Exercise -
Where does the string "National" appear? Copy every line of the entries below that holds it.

==== Records for the exercise ====

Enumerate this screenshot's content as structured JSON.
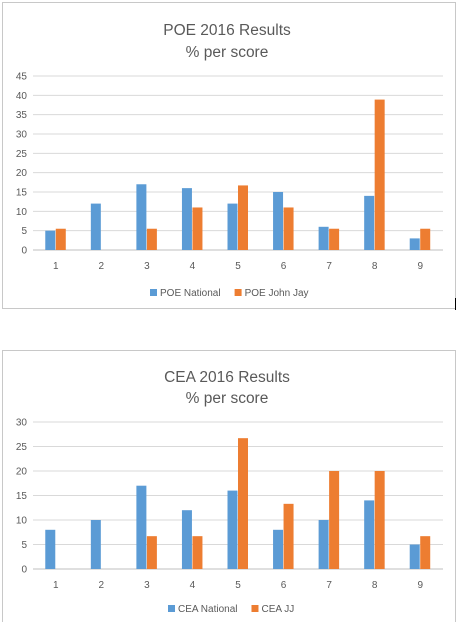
{
  "chart_data": [
    {
      "type": "bar",
      "title": "POE 2016 Results",
      "subtitle": "% per score",
      "categories": [
        "1",
        "2",
        "3",
        "4",
        "5",
        "6",
        "7",
        "8",
        "9"
      ],
      "ylim": [
        0,
        45
      ],
      "yticks": [
        "0",
        "5",
        "10",
        "15",
        "20",
        "25",
        "30",
        "35",
        "40",
        "45"
      ],
      "grid": true,
      "legend": "bottom",
      "series": [
        {
          "name": "POE National",
          "color": "#5b9bd5",
          "values": [
            5,
            12,
            17,
            16,
            12,
            15,
            6,
            14,
            3
          ]
        },
        {
          "name": "POE John Jay",
          "color": "#ed7d31",
          "values": [
            5.5,
            0,
            5.5,
            11,
            16.7,
            11,
            5.5,
            38.9,
            5.5
          ]
        }
      ]
    },
    {
      "type": "bar",
      "title": "CEA 2016 Results",
      "subtitle": "% per score",
      "categories": [
        "1",
        "2",
        "3",
        "4",
        "5",
        "6",
        "7",
        "8",
        "9"
      ],
      "ylim": [
        0,
        30
      ],
      "yticks": [
        "0",
        "5",
        "10",
        "15",
        "20",
        "25",
        "30"
      ],
      "grid": true,
      "legend": "bottom",
      "series": [
        {
          "name": "CEA National",
          "color": "#5b9bd5",
          "values": [
            8,
            10,
            17,
            12,
            16,
            8,
            10,
            14,
            5
          ]
        },
        {
          "name": "CEA JJ",
          "color": "#ed7d31",
          "values": [
            0,
            0,
            6.7,
            6.7,
            26.7,
            13.3,
            20,
            20,
            6.7
          ]
        }
      ]
    }
  ]
}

====

The response -
          "name": "POE National",
          "name": "CEA National",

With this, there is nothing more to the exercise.